REQUIRED TASK: Exactly repeat the full listing that follows.
+++++
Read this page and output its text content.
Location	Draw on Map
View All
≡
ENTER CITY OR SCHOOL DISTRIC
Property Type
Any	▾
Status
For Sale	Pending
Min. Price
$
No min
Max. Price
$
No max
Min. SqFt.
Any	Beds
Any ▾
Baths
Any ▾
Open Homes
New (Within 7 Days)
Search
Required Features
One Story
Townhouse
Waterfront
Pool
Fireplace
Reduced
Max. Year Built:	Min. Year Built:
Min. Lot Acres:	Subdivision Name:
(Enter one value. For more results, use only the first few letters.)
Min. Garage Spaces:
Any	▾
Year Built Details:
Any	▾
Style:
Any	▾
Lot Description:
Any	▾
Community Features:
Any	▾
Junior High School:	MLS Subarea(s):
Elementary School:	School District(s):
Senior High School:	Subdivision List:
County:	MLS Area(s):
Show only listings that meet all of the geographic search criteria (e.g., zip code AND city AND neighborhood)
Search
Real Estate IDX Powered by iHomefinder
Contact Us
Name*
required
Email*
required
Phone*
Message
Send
+++++
REPLY:
Read this page and output its text content.
Location	Draw on Map
View All
≡
ENTER CITY OR SCHOOL DISTRIC
Property Type
Any	▾
Status
For Sale	Pending
Min. Price
$
No min
Max. Price
$
No max
Min. SqFt.
Any	Beds
Any ▾
Baths
Any ▾
Open Homes
New (Within 7 Days)
Search
Required Features
One Story
Townhouse
Waterfront
Pool
Fireplace
Reduced
Max. Year Built:	Min. Year Built:
Min. Lot Acres:	Subdivision Name:
(Enter one value. For more results, use only the first few letters.)
Min. Garage Spaces:
Any	▾
Year Built Details:
Any	▾
Style:
Any	▾
Lot Description:
Any	▾
Community Features:
Any	▾
Junior High School:	MLS Subarea(s):
Elementary School:	School District(s):
Senior High School:	Subdivision List:
County:	MLS Area(s):
Show only listings that meet all of the geographic search criteria (e.g., zip code AND city AND neighborhood)
Search
Real Estate IDX Powered by iHomefinder
Contact Us
Name*
required
Email*
required
Phone*
Message
Send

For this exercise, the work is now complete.